Data for the task:
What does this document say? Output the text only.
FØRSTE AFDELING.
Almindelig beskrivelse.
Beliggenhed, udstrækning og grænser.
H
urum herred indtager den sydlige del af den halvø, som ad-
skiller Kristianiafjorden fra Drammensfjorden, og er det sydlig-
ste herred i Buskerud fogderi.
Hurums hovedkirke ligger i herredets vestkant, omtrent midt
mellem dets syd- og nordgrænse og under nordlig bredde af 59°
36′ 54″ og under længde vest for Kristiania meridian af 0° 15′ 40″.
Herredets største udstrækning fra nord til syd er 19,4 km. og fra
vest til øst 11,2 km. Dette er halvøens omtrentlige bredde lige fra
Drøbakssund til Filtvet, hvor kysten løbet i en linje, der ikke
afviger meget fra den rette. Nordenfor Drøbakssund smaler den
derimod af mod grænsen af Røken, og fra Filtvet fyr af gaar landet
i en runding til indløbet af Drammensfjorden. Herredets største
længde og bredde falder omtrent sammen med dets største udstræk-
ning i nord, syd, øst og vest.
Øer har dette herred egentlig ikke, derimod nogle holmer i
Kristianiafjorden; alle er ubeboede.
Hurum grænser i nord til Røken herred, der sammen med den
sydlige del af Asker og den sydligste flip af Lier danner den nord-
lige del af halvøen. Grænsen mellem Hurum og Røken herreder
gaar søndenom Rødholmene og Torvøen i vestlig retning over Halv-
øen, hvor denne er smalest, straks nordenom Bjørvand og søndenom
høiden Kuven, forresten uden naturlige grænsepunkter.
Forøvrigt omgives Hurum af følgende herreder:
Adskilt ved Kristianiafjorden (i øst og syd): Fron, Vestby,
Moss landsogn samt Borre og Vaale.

...

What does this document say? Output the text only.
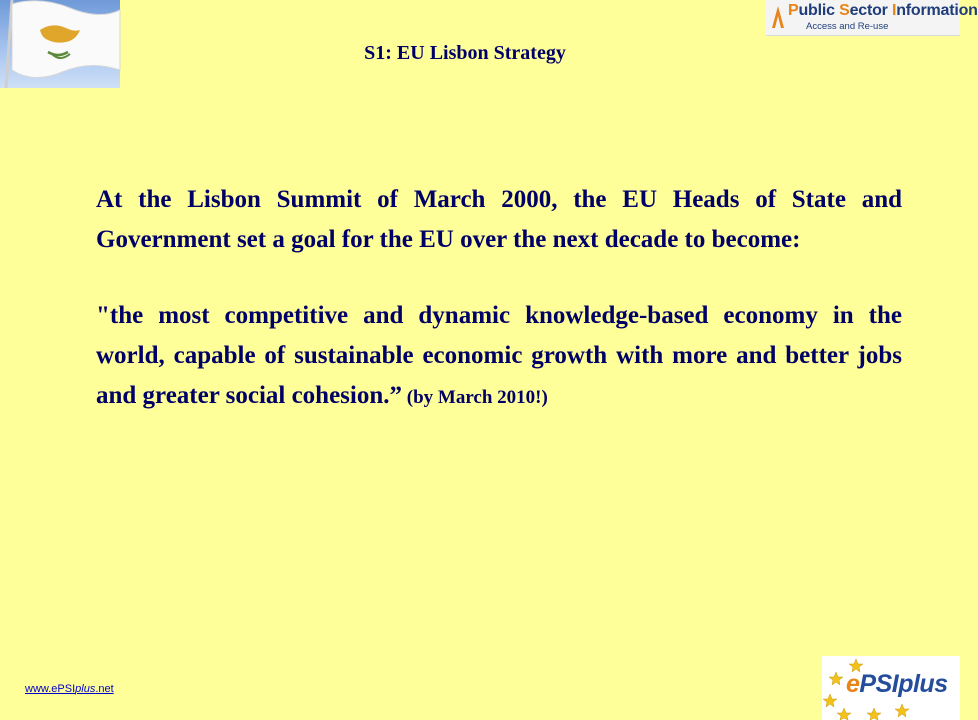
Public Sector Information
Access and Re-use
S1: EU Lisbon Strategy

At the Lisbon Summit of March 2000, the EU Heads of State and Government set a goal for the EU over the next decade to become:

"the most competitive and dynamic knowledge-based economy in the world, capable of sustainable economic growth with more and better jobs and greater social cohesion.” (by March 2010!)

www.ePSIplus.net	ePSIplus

Instructions to follow: Locate each line containing the string "March" and show it.

Response to this task:
At the Lisbon Summit of March 2000, the EU Heads of State and Government set a goal for the EU over the next decade to become:
"the most competitive and dynamic knowledge-based economy in the world, capable of sustainable economic growth with more and better jobs and greater social cohesion.” (by March 2010!)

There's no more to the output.